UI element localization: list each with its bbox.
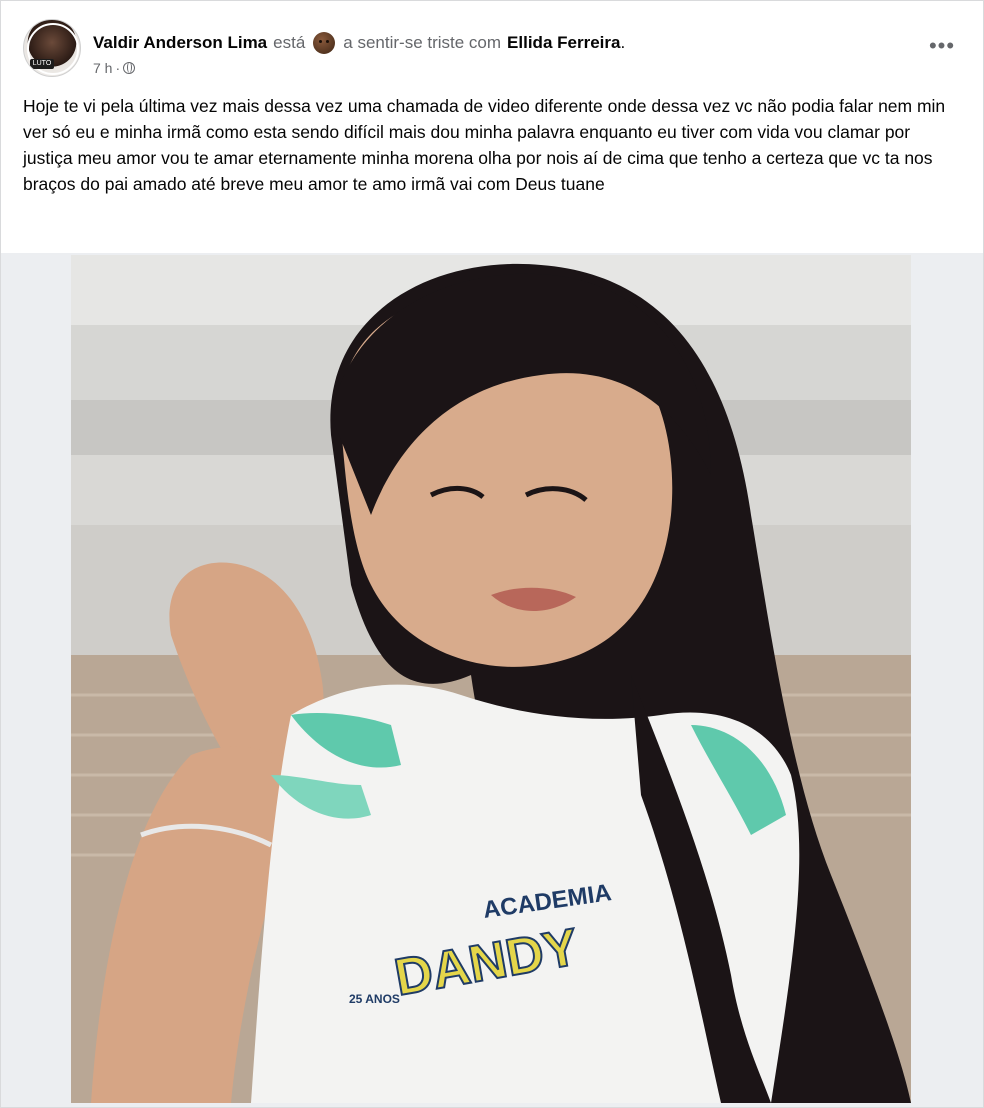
tagged-suffix: . — [620, 33, 626, 52]
post-title-line: Valdir Anderson Lima está a sentir-se tr… — [93, 31, 625, 55]
post-meta: 7 h · — [93, 59, 136, 77]
author-name-link[interactable]: Valdir Anderson Lima — [93, 33, 267, 53]
more-options-icon: ••• — [928, 33, 956, 58]
feeling-text: a sentir-se triste com — [343, 33, 502, 52]
is-text: está — [273, 33, 306, 52]
globe-icon[interactable] — [123, 62, 136, 74]
author-avatar[interactable]: LUTO — [23, 19, 81, 77]
photo-drawing: ACADEMIA DANDY 25 ANOS — [71, 255, 911, 1103]
post-media: ACADEMIA DANDY 25 ANOS — [1, 253, 983, 1107]
avatar-luto-badge: LUTO — [30, 59, 54, 69]
sad-face-emoji-icon — [313, 32, 336, 54]
more-options-button[interactable]: ••• — [927, 31, 957, 61]
post-photo[interactable]: ACADEMIA DANDY 25 ANOS — [71, 255, 911, 1103]
facebook-post: LUTO Valdir Anderson Lima está a sentir-… — [0, 0, 984, 1108]
post-timestamp-link[interactable]: 7 h — [93, 60, 112, 76]
shirt-badge: 25 ANOS — [349, 992, 400, 1006]
tagged-person-link[interactable]: Ellida Ferreira — [507, 33, 620, 53]
meta-separator: · — [115, 60, 121, 76]
post-text: Hoje te vi pela última vez mais dessa ve… — [23, 96, 946, 194]
post-header: LUTO Valdir Anderson Lima está a sentir-… — [1, 1, 983, 81]
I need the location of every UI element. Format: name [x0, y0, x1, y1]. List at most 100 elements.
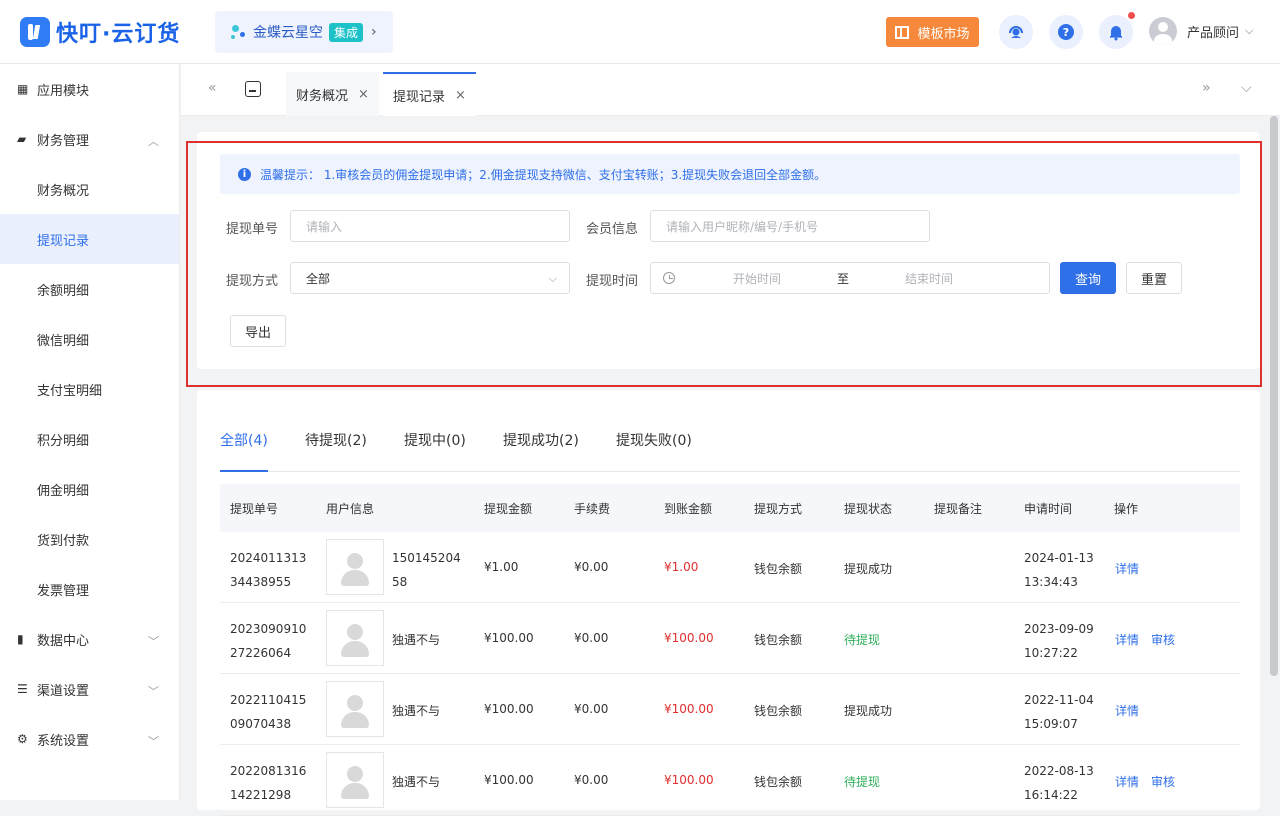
user-info-cell: 独遇不与 — [392, 704, 441, 718]
order-no-input[interactable]: 请输入 — [290, 210, 570, 242]
sidebar-item-balance-detail[interactable]: 余额明细 — [0, 264, 179, 314]
table-row: 202208131614221298 独遇不与 ¥100.00 ¥0.00 ¥100.0… — [220, 745, 1240, 816]
user-avatar-placeholder — [326, 539, 384, 595]
sidebar-item-system-settings[interactable]: ⚙ 系统设置 ﹀ — [0, 714, 179, 764]
order-no-cell: 202401131334438955 — [230, 551, 307, 589]
detail-link[interactable]: 详情 — [1115, 631, 1139, 648]
end-time-input[interactable]: 结束时间 — [905, 270, 953, 287]
status-tab-success[interactable]: 提现成功(2) — [503, 426, 579, 472]
status-cell: 提现成功 — [844, 704, 893, 718]
detail-link[interactable]: 详情 — [1115, 773, 1139, 790]
fee-cell: ¥0.00 — [574, 773, 609, 787]
logo-text: 快叮·云订货 — [56, 22, 181, 47]
received-amount-cell: ¥1.00 — [664, 560, 699, 574]
sidebar: ▦ 应用模块 ▰ 财务管理 ︿ 财务概况 提现记录 余额明细 微信明细 支付宝明… — [0, 64, 180, 800]
column-header: 操作 — [1114, 502, 1139, 516]
sidebar-item-commission-detail[interactable]: 佣金明细 — [0, 464, 179, 514]
app-logo[interactable]: 快叮·云订货 — [20, 17, 180, 47]
clock-icon — [663, 272, 675, 284]
template-market-button[interactable]: 模板市场 — [886, 17, 979, 47]
sidebar-item-alipay-detail[interactable]: 支付宝明细 — [0, 364, 179, 414]
sidebar-item-label: 货到付款 — [37, 533, 90, 549]
tabs-scroll-left-icon[interactable]: « — [208, 80, 217, 96]
records-card: 全部(4) 待提现(2) 提现中(0) 提现成功(2) 提现失败(0) 提现单号… — [197, 390, 1260, 816]
tip-banner: i 温馨提示： 1.审核会员的佣金提现申请；2.佣金提现支持微信、支付宝转账；3… — [220, 154, 1240, 194]
reset-button[interactable]: 重置 — [1126, 262, 1182, 294]
close-icon[interactable]: × — [358, 87, 369, 102]
member-info-input[interactable]: 请输入用户昵称/编号/手机号 — [650, 210, 930, 242]
sidebar-item-label: 支付宝明细 — [37, 383, 103, 399]
detail-link[interactable]: 详情 — [1115, 702, 1139, 719]
method-label: 提现方式 — [226, 274, 279, 289]
method-select[interactable]: 全部 ⌵ — [290, 262, 570, 294]
tab-finance-overview[interactable]: 财务概况 × — [286, 72, 379, 116]
chevron-up-icon: ︿ — [148, 135, 159, 148]
tabs-menu-chevron-down-icon[interactable]: ⌵ — [1241, 80, 1252, 96]
notification-dot — [1128, 12, 1135, 19]
detail-link[interactable]: 详情 — [1115, 560, 1139, 577]
sidebar-item-label: 财务概况 — [37, 183, 90, 199]
tab-label: 提现记录 — [393, 89, 446, 105]
method-cell: 钱包余额 — [754, 562, 803, 576]
template-market-label: 模板市场 — [917, 26, 970, 42]
sidebar-item-invoice[interactable]: 发票管理 — [0, 564, 179, 614]
sidebar-item-finance-overview[interactable]: 财务概况 — [0, 164, 179, 214]
notification-button[interactable] — [1099, 12, 1135, 49]
list-icon: ☰ — [17, 682, 28, 696]
status-tab-pending[interactable]: 待提现(2) — [305, 426, 367, 472]
chevron-right-icon: › — [371, 24, 377, 40]
sidebar-item-label: 数据中心 — [37, 633, 90, 649]
apply-time-cell: 2022-11-04 15:09:07 — [1024, 693, 1094, 731]
export-button[interactable]: 导出 — [230, 315, 286, 347]
time-label: 提现时间 — [586, 274, 639, 289]
received-amount-cell: ¥100.00 — [664, 773, 714, 787]
tab-withdraw-records[interactable]: 提现记录 × — [383, 72, 476, 116]
page-scrollbar[interactable] — [1270, 116, 1278, 676]
top-header: 快叮·云订货 金蝶云星空 集成 › 模板市场 ? 产品顾问 ⌵ — [0, 0, 1280, 64]
sidebar-item-points-detail[interactable]: 积分明细 — [0, 414, 179, 464]
tabs-scroll-right-icon[interactable]: » — [1202, 80, 1211, 96]
amount-cell: ¥100.00 — [484, 702, 534, 716]
status-cell: 待提现 — [844, 633, 881, 647]
status-cell: 待提现 — [844, 775, 881, 789]
close-icon[interactable]: × — [455, 88, 466, 103]
table-row: 202401131334438955 15014520458 ¥1.00 ¥0.00 ¥… — [220, 532, 1240, 603]
column-header: 提现状态 — [844, 502, 893, 516]
sidebar-item-wechat-detail[interactable]: 微信明细 — [0, 314, 179, 364]
help-button[interactable]: ? — [1049, 15, 1083, 49]
user-menu[interactable]: 产品顾问 ⌵ — [1149, 17, 1253, 45]
status-tab-failed[interactable]: 提现失败(0) — [616, 426, 692, 472]
method-cell: 钱包余额 — [754, 775, 803, 789]
status-tabs: 全部(4) 待提现(2) 提现中(0) 提现成功(2) 提现失败(0) — [220, 426, 1240, 472]
customer-service-button[interactable] — [999, 15, 1033, 49]
sidebar-item-finance[interactable]: ▰ 财务管理 ︿ — [0, 114, 179, 164]
page-tabs-bar: « 财务概况 × 提现记录 × » ⌵ — [181, 64, 1280, 116]
sidebar-item-withdraw-records[interactable]: 提现记录 — [0, 214, 179, 264]
sidebar-item-data-center[interactable]: ▮ 数据中心 ﹀ — [0, 614, 179, 664]
status-tab-processing[interactable]: 提现中(0) — [404, 426, 466, 472]
user-avatar-placeholder — [326, 610, 384, 666]
sidebar-item-app-modules[interactable]: ▦ 应用模块 — [0, 64, 179, 114]
method-cell: 钱包余额 — [754, 633, 803, 647]
sidebar-item-channel-settings[interactable]: ☰ 渠道设置 ﹀ — [0, 664, 179, 714]
logo-icon — [20, 17, 50, 47]
status-tab-all[interactable]: 全部(4) — [220, 426, 268, 472]
integration-switcher[interactable]: 金蝶云星空 集成 › — [215, 11, 393, 53]
home-icon[interactable] — [245, 81, 261, 97]
sidebar-item-cod[interactable]: 货到付款 — [0, 514, 179, 564]
filter-card: i 温馨提示： 1.审核会员的佣金提现申请；2.佣金提现支持微信、支付宝转账；3… — [197, 132, 1260, 369]
column-header: 申请时间 — [1024, 502, 1073, 516]
table-row: 202309091027226064 独遇不与 ¥100.00 ¥0.00 ¥100.0… — [220, 603, 1240, 674]
review-link[interactable]: 审核 — [1151, 773, 1175, 790]
sidebar-item-label: 微信明细 — [37, 333, 90, 349]
review-link[interactable]: 审核 — [1151, 631, 1175, 648]
amount-cell: ¥100.00 — [484, 773, 534, 787]
amount-cell: ¥1.00 — [484, 560, 519, 574]
time-range-picker[interactable]: 开始时间 至 结束时间 — [650, 262, 1050, 294]
user-info-cell: 独遇不与 — [392, 775, 441, 789]
order-no-cell: 202309091027226064 — [230, 622, 307, 660]
start-time-input[interactable]: 开始时间 — [733, 270, 781, 287]
headset-icon — [1009, 26, 1023, 38]
query-button[interactable]: 查询 — [1060, 262, 1116, 294]
member-info-label: 会员信息 — [586, 222, 639, 237]
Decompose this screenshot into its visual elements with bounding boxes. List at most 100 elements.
■ ■ ■ ■
Copy out the lines of the records verbatim, from the line that contains "tagged-suffix: . — [620, 33, 626, 52]" through the line that contains "I need the location", both included.

tagged-suffix: . — [620, 33, 626, 52]
post-title-line: Valdir Anderson Lima está a sentir-se tr… — [93, 31, 625, 55]
post-meta: 7 h · — [93, 59, 136, 77]
author-name-link[interactable]: Valdir Anderson Lima — [93, 33, 267, 53]
more-options-icon: ••• — [928, 33, 956, 58]
feeling-text: a sentir-se triste com — [343, 33, 502, 52]
is-text: está — [273, 33, 306, 52]
globe-icon[interactable] — [123, 62, 136, 74]
author-avatar[interactable]: LUTO — [23, 19, 81, 77]
photo-drawing: ACADEMIA DANDY 25 ANOS — [71, 255, 911, 1103]
post-media: ACADEMIA DANDY 25 ANOS — [1, 253, 983, 1107]
avatar-luto-badge: LUTO — [30, 59, 54, 69]
sad-face-emoji-icon — [313, 32, 336, 54]
more-options-button[interactable]: ••• — [927, 31, 957, 61]
post-photo[interactable]: ACADEMIA DANDY 25 ANOS — [71, 255, 911, 1103]
facebook-post: LUTO Valdir Anderson Lima está a sentir-… — [0, 0, 984, 1108]
post-timestamp-link[interactable]: 7 h — [93, 60, 112, 76]
shirt-badge: 25 ANOS — [349, 992, 400, 1006]
tagged-person-link[interactable]: Ellida Ferreira — [507, 33, 620, 53]
meta-separator: · — [115, 60, 121, 76]
post-text: Hoje te vi pela última vez mais dessa ve… — [23, 96, 946, 194]
post-header: LUTO Valdir Anderson Lima está a sentir-… — [1, 1, 983, 81]
I need the location of every UI element. Format: name [x0, y0, x1, y1]. List at most 100 elements.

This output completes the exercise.